Excerpts from Tomato Blessings and Radish Teachings: Recipes and Reflections

Stories of Ed's life and practice at Tassajara and with his teacher, Shunryu Suzuki


WHEN YOU WASH THE RICE, WASH THE RICE

[p.3]

 

When I arrived in April of 1967 to undertake my role as head cook of the newly-founded Zen Mountain Center located at Tassajara Hot Springs, I soon became acquainted with the food habits and rituals of the residents. The center had not officially opened yet, but about twenty-five people were already living there. During my first meal preparation, someone informed me, "We do not use salt in the cooking."

I was stunned. I couldn't imagine such a thing. "You don't use salt?" I stammered. No, of course not. The custom was explained to me as though I was from another planet, as though it were the most obvious thing. "We don't use salt in the cooking because salt is bad for you. Everyone eats too much salt." The explanation didn't explain anything to me.

Arbitrary rulings are pretty common in community life everywhere. Someone knows what is right for everyone else, and although the rationale is vague and incoherent --no real information is conveyed--the authority wants you to go along with it (for your own good).

I found the idea of not using salt upsetting and disconcerting, but not being particularly adept at negotiation or inclined to throw my weight around, I went along with it until I had a chance to consult with Suzuki Roshi, our Zen teacher. These are, after all the kind of matters that can be easily resolved by higher spiritual authority.

"What shall I do?" I asked him. "Everybody has all these different ideas."

"Different ideas? Like what?"

"They don't want me to use salt. They say it's bad for you," I told him.

"You are the head cook," he said, "you can use salt if you want." The things a Zen teacher has to clarify. I was relieved. I wanted everyone to be happy and to agree---but they didn't. I didn't want to side against anybody, but the Roshi's authority settled it for me. I could use salt.

Then I asked the Roshi if he had any advice for me as the cook. His answer was straightforward and down-to-earth: "When you wash the rice, wash the rice; when you cut the carrots, cut the carrots; when you stir the soup, stir the soup."

"OK," I decided, "I'll make those words my life." They became a life jacket, the proverbial Buddhist "raft," something which keeps you afloat, 'afloat' even when you are going under.

Some of my companions complained about missing meditation or lectures in order to prepare meals or to clean up after them. They seemed to think that 'Zen' was happening somewhere else, and that we kitchen workers were missing out.

I would remind myself what our teacher had said, that work was equally spiritual practice, another opportunity to see into the nature of things. I decided that I would prove it was true, that I would work as though it was indeed spiritual work. I didn't know any better.

So I worked hard. I worked at washing the rice when I washed the rice, cutting the carrots when I cut the carrots, scrubbing the pots when I scrubbed the pots. Complaints, fatigue,

daydreaming, obsessive thinking, everything was met with a kind of admonition, a kind of reminder, "Just do it. Do what you are doing." I tried in a simple, direct, awkward way to be present, to see the rice with my eyes, to feel the rice with my hands, to have awareness in the movement of my arms. It certainly wasn't glamorous, and nobody said, "Why, thank you so much."

§ INFORMATION SUPPLIED:
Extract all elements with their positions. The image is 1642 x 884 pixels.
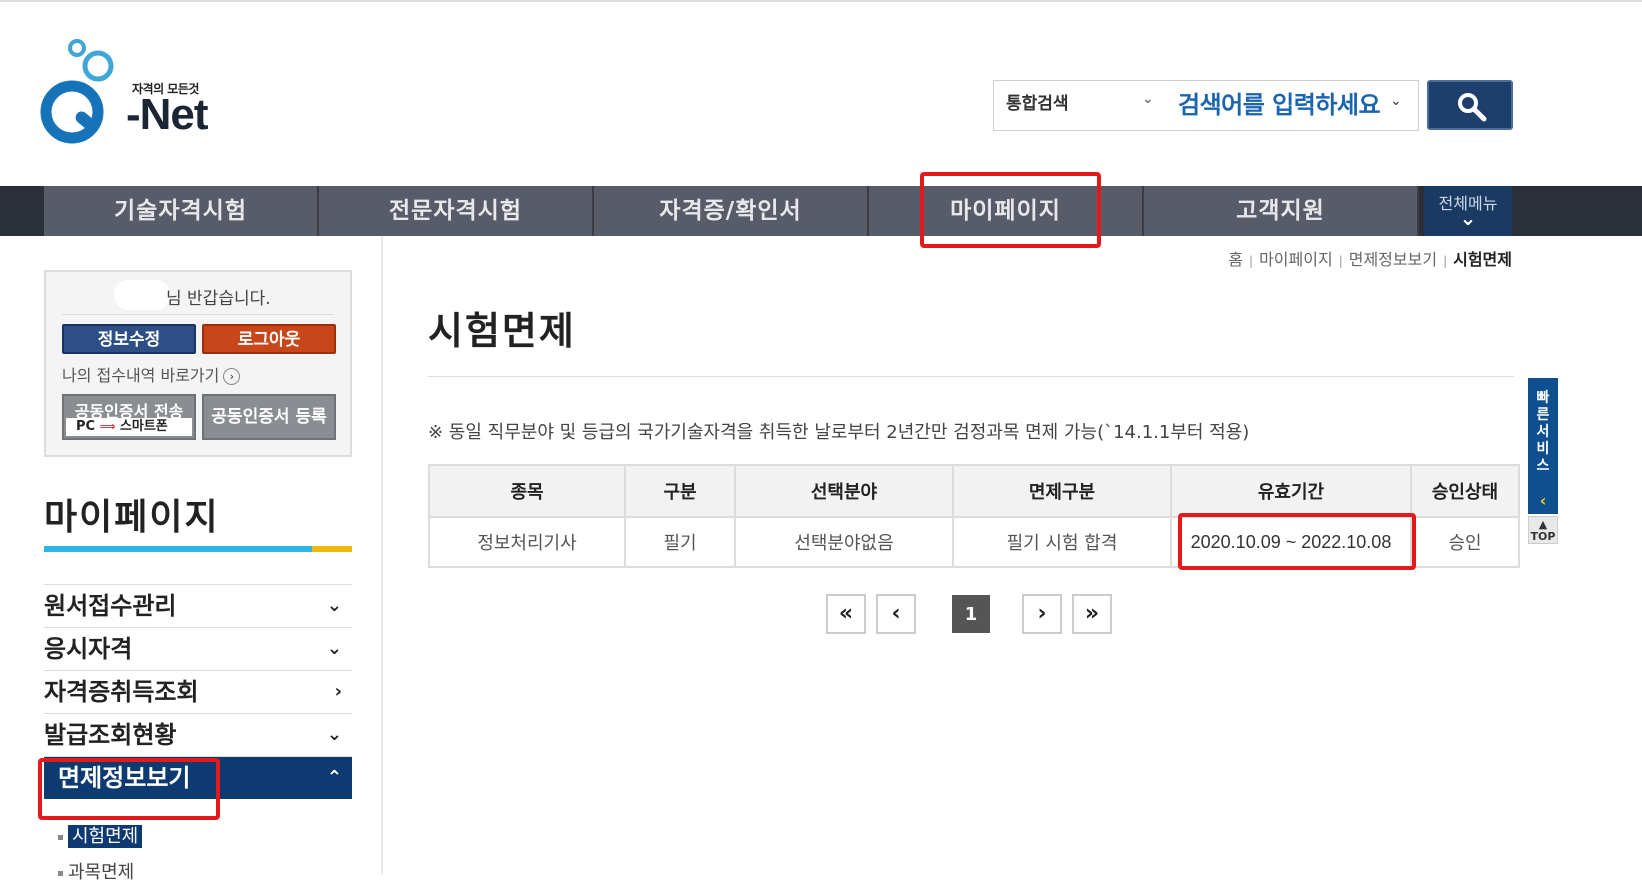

§ WHAT YOU WILL DO:
**a.** Please output the passage from the excerpt about cooking at Tassajara, starting at "I found the" and ending at "higher spiritual authority.".
**b.** In the excerpt about cooking at Tassajara, in what month and year did the head cook arrive at the Zen Mountain Center?
The lines are separate material and are not part of the excerpt about cooking at Tassajara.

§ ANSWERS FOR THIS EXERCISE:
**a.**
I found the idea of not using salt upsetting and disconcerting, but not being particularly adept at negotiation or inclined to throw my weight around, I went along with it until I had a chance to consult with Suzuki Roshi, our Zen teacher. These are, after all the kind of matters that can be easily resolved by higher spiritual authority.

**b.** April of 1967.